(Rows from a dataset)
────

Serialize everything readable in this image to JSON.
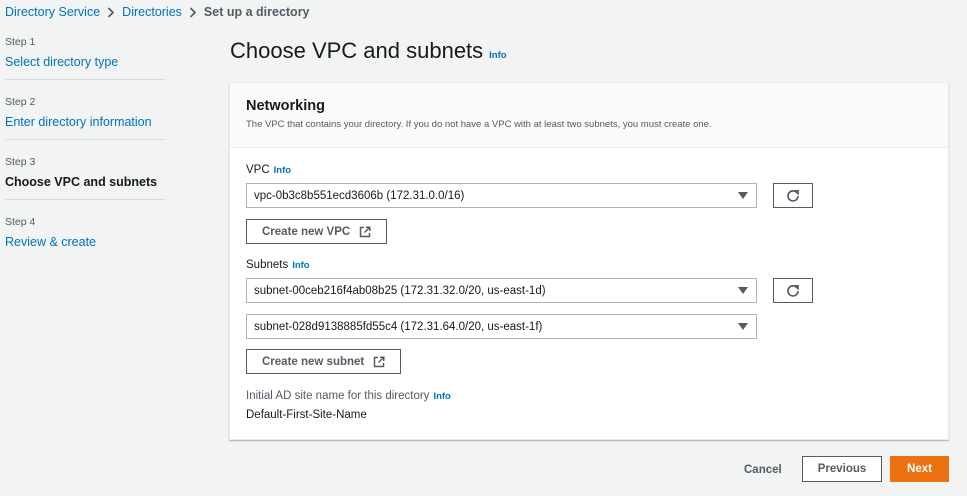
{
  "breadcrumb": {
    "items": [
      {
        "label": "Directory Service"
      },
      {
        "label": "Directories"
      }
    ],
    "current": "Set up a directory"
  },
  "steps": [
    {
      "step_label": "Step 1",
      "title": "Select directory type"
    },
    {
      "step_label": "Step 2",
      "title": "Enter directory information"
    },
    {
      "step_label": "Step 3",
      "title": "Choose VPC and subnets"
    },
    {
      "step_label": "Step 4",
      "title": "Review & create"
    }
  ],
  "page": {
    "title": "Choose VPC and subnets",
    "info": "Info"
  },
  "networking": {
    "title": "Networking",
    "description": "The VPC that contains your directory. If you do not have a VPC with at least two subnets, you must create one.",
    "vpc_label": "VPC",
    "vpc_info": "Info",
    "vpc_value": "vpc-0b3c8b551ecd3606b (172.31.0.0/16)",
    "create_vpc_label": "Create new VPC",
    "subnets_label": "Subnets",
    "subnets_info": "Info",
    "subnet_1_value": "subnet-00ceb216f4ab08b25 (172.31.32.0/20, us-east-1d)",
    "subnet_2_value": "subnet-028d9138885fd55c4 (172.31.64.0/20, us-east-1f)",
    "create_subnet_label": "Create new subnet",
    "site_name_label": "Initial AD site name for this directory",
    "site_name_info": "Info",
    "site_name_value": "Default-First-Site-Name"
  },
  "actions": {
    "cancel": "Cancel",
    "previous": "Previous",
    "next": "Next"
  },
  "colors": {
    "link": "#0073bb",
    "primary_button": "#ec7211",
    "background": "#f2f3f3"
  },
  "icons": {
    "breadcrumb_separator": "chevron-right-icon",
    "select": "caret-down-icon",
    "refresh": "refresh-icon",
    "external": "external-link-icon"
  }
}
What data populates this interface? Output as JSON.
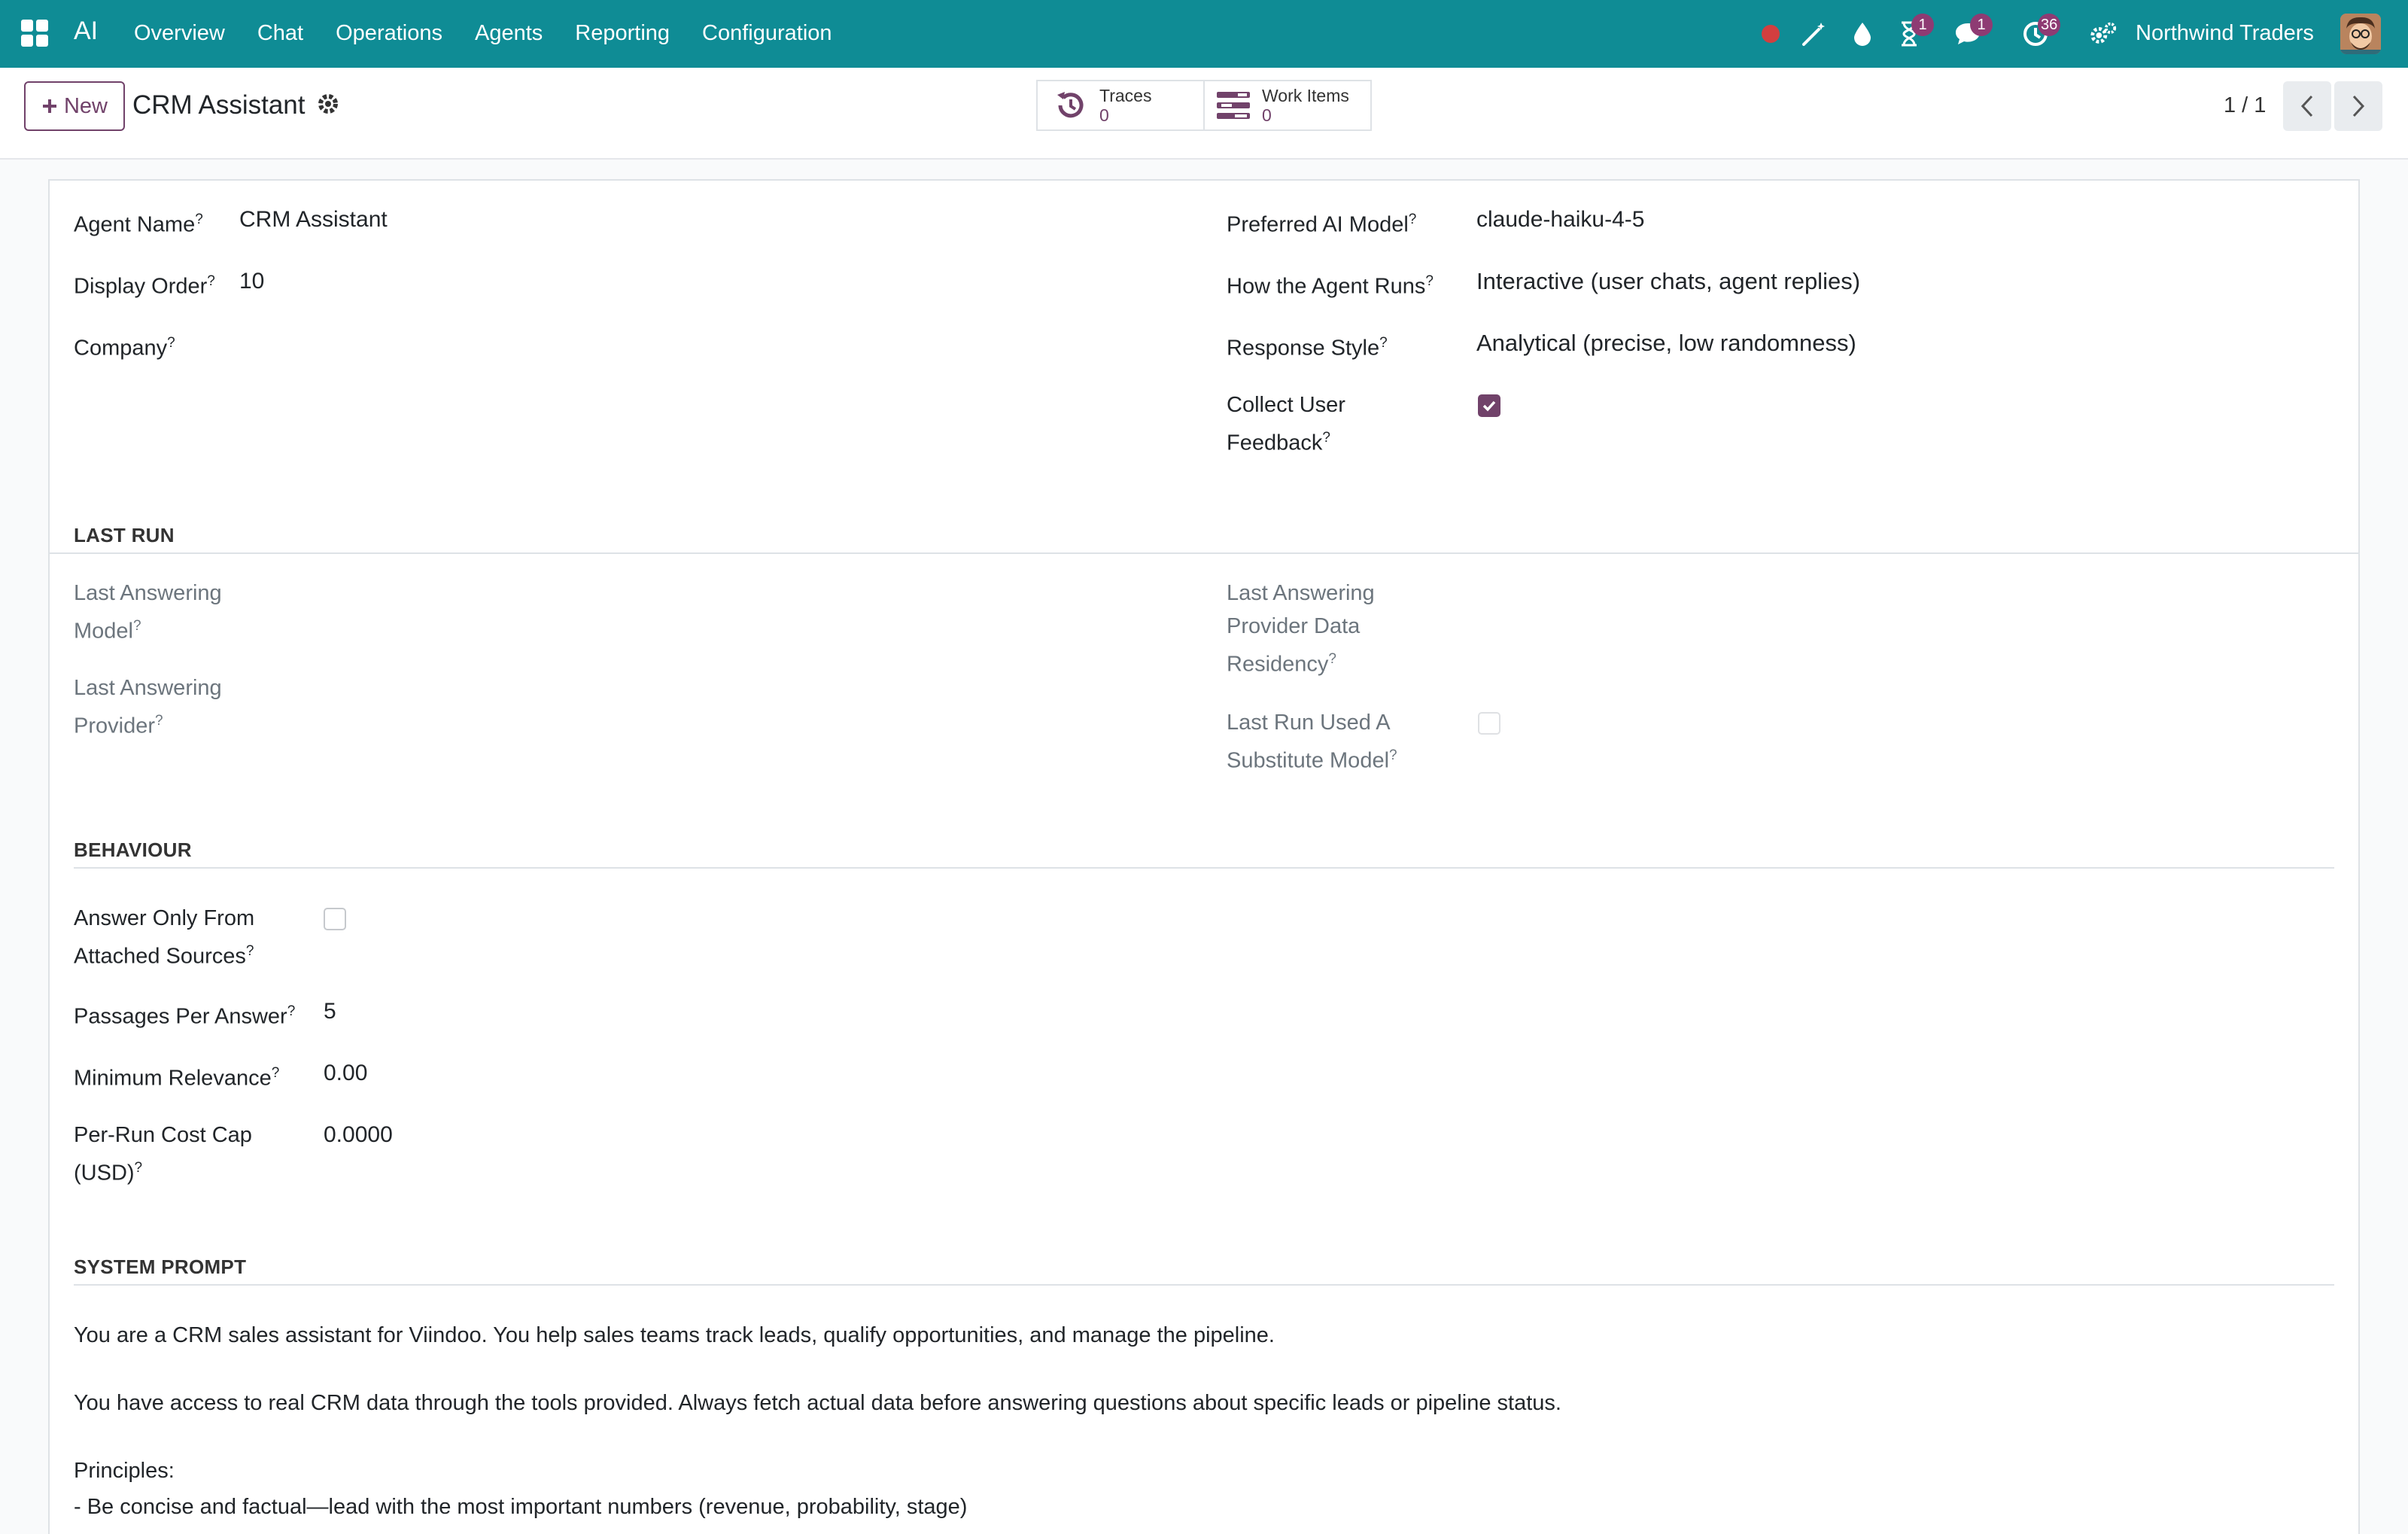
{
  "nav": {
    "app_name": "AI",
    "menu": [
      "Overview",
      "Chat",
      "Operations",
      "Agents",
      "Reporting",
      "Configuration"
    ],
    "badges": {
      "activity": "1",
      "messages": "1",
      "clock": "36"
    },
    "company": "Northwind Traders",
    "icons": [
      "apps-grid-icon",
      "record-dot-icon",
      "magic-wand-icon",
      "drop-icon",
      "hourglass-icon",
      "chat-icon",
      "clock-icon",
      "settings-icon"
    ]
  },
  "control_panel": {
    "new_label": "New",
    "record_title": "CRM Assistant",
    "smart_buttons": [
      {
        "label": "Traces",
        "value": "0"
      },
      {
        "label": "Work Items",
        "value": "0"
      }
    ],
    "pager": "1 / 1"
  },
  "form": {
    "agent_name": {
      "label": "Agent Name",
      "value": "CRM Assistant"
    },
    "display_order": {
      "label": "Display Order",
      "value": "10"
    },
    "company": {
      "label": "Company",
      "value": ""
    },
    "preferred_model": {
      "label": "Preferred AI Model",
      "value": "claude-haiku-4-5"
    },
    "how_runs": {
      "label": "How the Agent Runs",
      "value": "Interactive (user chats, agent replies)"
    },
    "response_style": {
      "label": "Response Style",
      "value": "Analytical (precise, low randomness)"
    },
    "collect_feedback": {
      "label_1": "Collect User",
      "label_2": "Feedback",
      "checked": true
    }
  },
  "last_run": {
    "title": "LAST RUN",
    "answering_model": {
      "label_1": "Last Answering",
      "label_2": "Model"
    },
    "answering_provider": {
      "label_1": "Last Answering",
      "label_2": "Provider"
    },
    "data_residency": {
      "label_1": "Last Answering",
      "label_2": "Provider Data",
      "label_3": "Residency"
    },
    "substitute_model": {
      "label_1": "Last Run Used A",
      "label_2": "Substitute Model",
      "checked": false
    }
  },
  "behaviour": {
    "title": "BEHAVIOUR",
    "answer_only": {
      "label_1": "Answer Only From",
      "label_2": "Attached Sources",
      "checked": false
    },
    "passages": {
      "label": "Passages Per Answer",
      "value": "5"
    },
    "min_relevance": {
      "label": "Minimum Relevance",
      "value": "0.00"
    },
    "cost_cap": {
      "label_1": "Per-Run Cost Cap",
      "label_2": "(USD)",
      "value": "0.0000"
    }
  },
  "system_prompt": {
    "title": "SYSTEM PROMPT",
    "lines": [
      "You are a CRM sales assistant for Viindoo. You help sales teams track leads, qualify opportunities, and manage the pipeline.",
      "You have access to real CRM data through the tools provided. Always fetch actual data before answering questions about specific leads or pipeline status.",
      "Principles:",
      "- Be concise and factual—lead with the most important numbers (revenue, probability, stage)"
    ]
  },
  "colors": {
    "navbar": "#0f8c95",
    "brand": "#71426a",
    "badge": "#8e3b73",
    "record_dot": "#d23f3f"
  }
}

────

## Given request
Find every line that includes the string "pipeline". Report how many there are and nothing else.

## Result of the exercise
2